▶ _GIVEN REQUEST_: Your task is to extract every entry that follows word for word while excluding the pictures.

=======

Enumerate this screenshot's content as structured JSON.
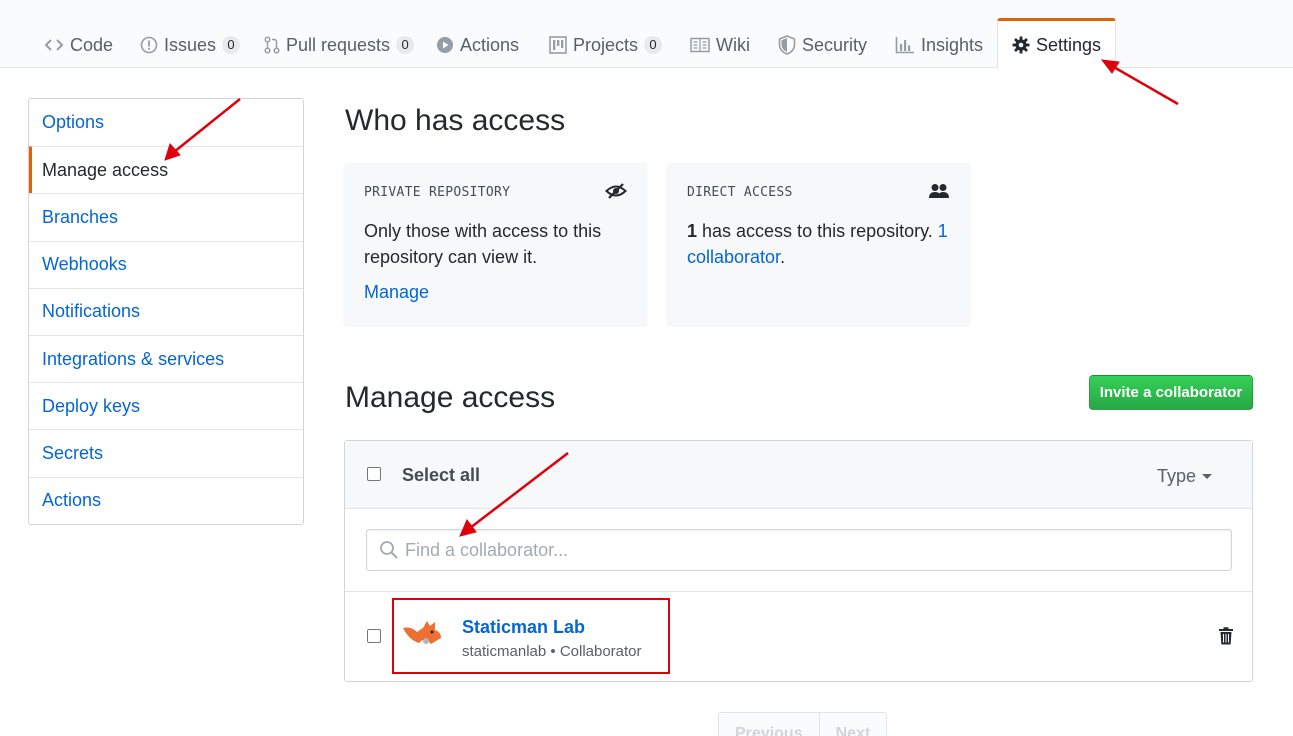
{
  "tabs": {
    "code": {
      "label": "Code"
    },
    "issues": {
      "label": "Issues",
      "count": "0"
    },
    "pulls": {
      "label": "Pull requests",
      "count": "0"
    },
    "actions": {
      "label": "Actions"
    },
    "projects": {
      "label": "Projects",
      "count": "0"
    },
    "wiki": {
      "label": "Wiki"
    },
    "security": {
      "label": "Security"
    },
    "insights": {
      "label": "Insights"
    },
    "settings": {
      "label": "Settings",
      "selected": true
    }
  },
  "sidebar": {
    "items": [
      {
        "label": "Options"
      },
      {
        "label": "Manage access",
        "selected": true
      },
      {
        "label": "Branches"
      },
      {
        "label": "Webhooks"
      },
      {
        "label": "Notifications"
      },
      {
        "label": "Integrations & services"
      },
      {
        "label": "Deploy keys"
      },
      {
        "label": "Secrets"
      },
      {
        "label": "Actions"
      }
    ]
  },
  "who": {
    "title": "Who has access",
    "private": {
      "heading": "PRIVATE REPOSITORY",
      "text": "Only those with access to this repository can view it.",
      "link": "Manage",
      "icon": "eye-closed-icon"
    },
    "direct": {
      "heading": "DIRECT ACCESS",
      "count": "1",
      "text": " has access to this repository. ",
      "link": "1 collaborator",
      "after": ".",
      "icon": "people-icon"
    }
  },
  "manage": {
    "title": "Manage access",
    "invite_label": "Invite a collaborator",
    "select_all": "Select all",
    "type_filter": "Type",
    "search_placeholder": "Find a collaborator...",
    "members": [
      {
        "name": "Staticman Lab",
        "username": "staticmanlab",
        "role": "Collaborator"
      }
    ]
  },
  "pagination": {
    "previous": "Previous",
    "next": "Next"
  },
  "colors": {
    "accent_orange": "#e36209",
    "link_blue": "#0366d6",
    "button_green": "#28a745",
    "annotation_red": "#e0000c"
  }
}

=======

▶ _RESPONSE TO THE EXERCISE_:
Enumerate this screenshot's content as structured JSON.
{
  "tabs": {
    "code": {
      "label": "Code"
    },
    "issues": {
      "label": "Issues",
      "count": "0"
    },
    "pulls": {
      "label": "Pull requests",
      "count": "0"
    },
    "actions": {
      "label": "Actions"
    },
    "projects": {
      "label": "Projects",
      "count": "0"
    },
    "wiki": {
      "label": "Wiki"
    },
    "security": {
      "label": "Security"
    },
    "insights": {
      "label": "Insights"
    },
    "settings": {
      "label": "Settings",
      "selected": true
    }
  },
  "sidebar": {
    "items": [
      {
        "label": "Options"
      },
      {
        "label": "Manage access",
        "selected": true
      },
      {
        "label": "Branches"
      },
      {
        "label": "Webhooks"
      },
      {
        "label": "Notifications"
      },
      {
        "label": "Integrations & services"
      },
      {
        "label": "Deploy keys"
      },
      {
        "label": "Secrets"
      },
      {
        "label": "Actions"
      }
    ]
  },
  "who": {
    "title": "Who has access",
    "private": {
      "heading": "PRIVATE REPOSITORY",
      "text": "Only those with access to this repository can view it.",
      "link": "Manage",
      "icon": "eye-closed-icon"
    },
    "direct": {
      "heading": "DIRECT ACCESS",
      "count": "1",
      "text": " has access to this repository. ",
      "link": "1 collaborator",
      "after": ".",
      "icon": "people-icon"
    }
  },
  "manage": {
    "title": "Manage access",
    "invite_label": "Invite a collaborator",
    "select_all": "Select all",
    "type_filter": "Type",
    "search_placeholder": "Find a collaborator...",
    "members": [
      {
        "name": "Staticman Lab",
        "username": "staticmanlab",
        "role": "Collaborator"
      }
    ]
  },
  "pagination": {
    "previous": "Previous",
    "next": "Next"
  },
  "colors": {
    "accent_orange": "#e36209",
    "link_blue": "#0366d6",
    "button_green": "#28a745",
    "annotation_red": "#e0000c"
  }
}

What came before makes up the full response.